● What to work on
Look for the word "minima" in each line and report the count of matching lines, with nothing added.

● Records supplied
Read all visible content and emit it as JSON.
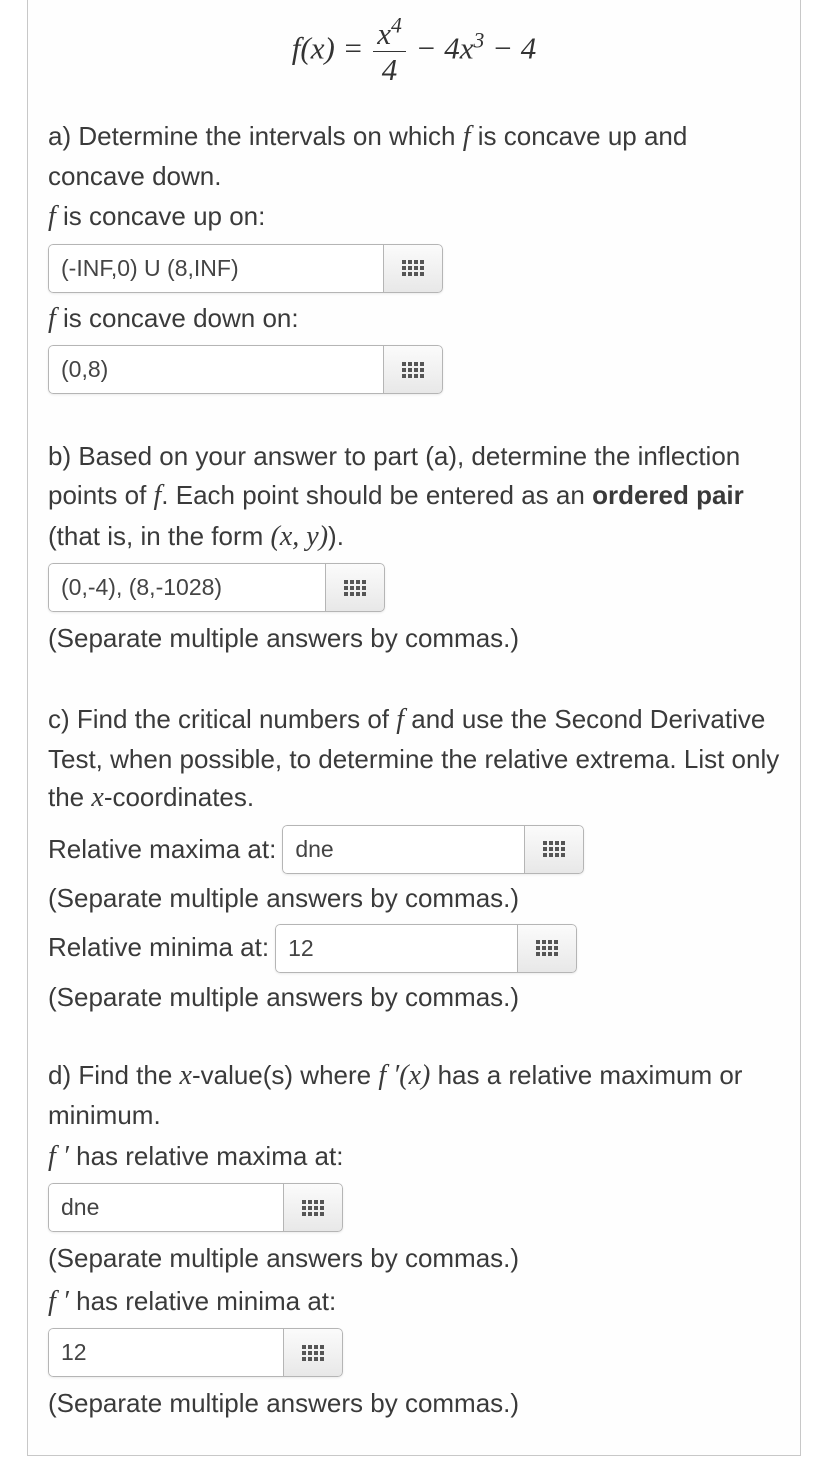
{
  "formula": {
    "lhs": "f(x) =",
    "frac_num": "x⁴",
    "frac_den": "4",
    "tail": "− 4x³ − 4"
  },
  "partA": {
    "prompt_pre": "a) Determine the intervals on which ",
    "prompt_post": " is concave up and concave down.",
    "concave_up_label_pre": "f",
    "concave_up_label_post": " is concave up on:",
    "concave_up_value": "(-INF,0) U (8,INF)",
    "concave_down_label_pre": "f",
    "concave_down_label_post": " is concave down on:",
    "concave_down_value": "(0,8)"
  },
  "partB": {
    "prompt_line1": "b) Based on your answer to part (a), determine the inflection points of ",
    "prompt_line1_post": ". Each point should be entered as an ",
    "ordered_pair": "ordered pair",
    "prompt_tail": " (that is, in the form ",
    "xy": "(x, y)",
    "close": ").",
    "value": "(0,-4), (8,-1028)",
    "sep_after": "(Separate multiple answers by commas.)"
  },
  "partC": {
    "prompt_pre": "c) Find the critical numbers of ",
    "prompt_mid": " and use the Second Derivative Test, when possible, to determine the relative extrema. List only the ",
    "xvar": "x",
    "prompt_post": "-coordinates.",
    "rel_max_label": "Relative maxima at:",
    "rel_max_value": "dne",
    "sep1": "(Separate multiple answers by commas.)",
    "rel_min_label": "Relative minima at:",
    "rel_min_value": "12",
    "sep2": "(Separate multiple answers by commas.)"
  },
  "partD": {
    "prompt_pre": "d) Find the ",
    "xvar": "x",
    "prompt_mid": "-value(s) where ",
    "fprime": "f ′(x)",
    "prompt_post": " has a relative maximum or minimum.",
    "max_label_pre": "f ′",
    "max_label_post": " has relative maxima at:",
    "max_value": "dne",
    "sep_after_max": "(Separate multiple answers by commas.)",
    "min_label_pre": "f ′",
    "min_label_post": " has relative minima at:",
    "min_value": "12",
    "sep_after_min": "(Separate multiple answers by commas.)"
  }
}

● Answer to this problem
2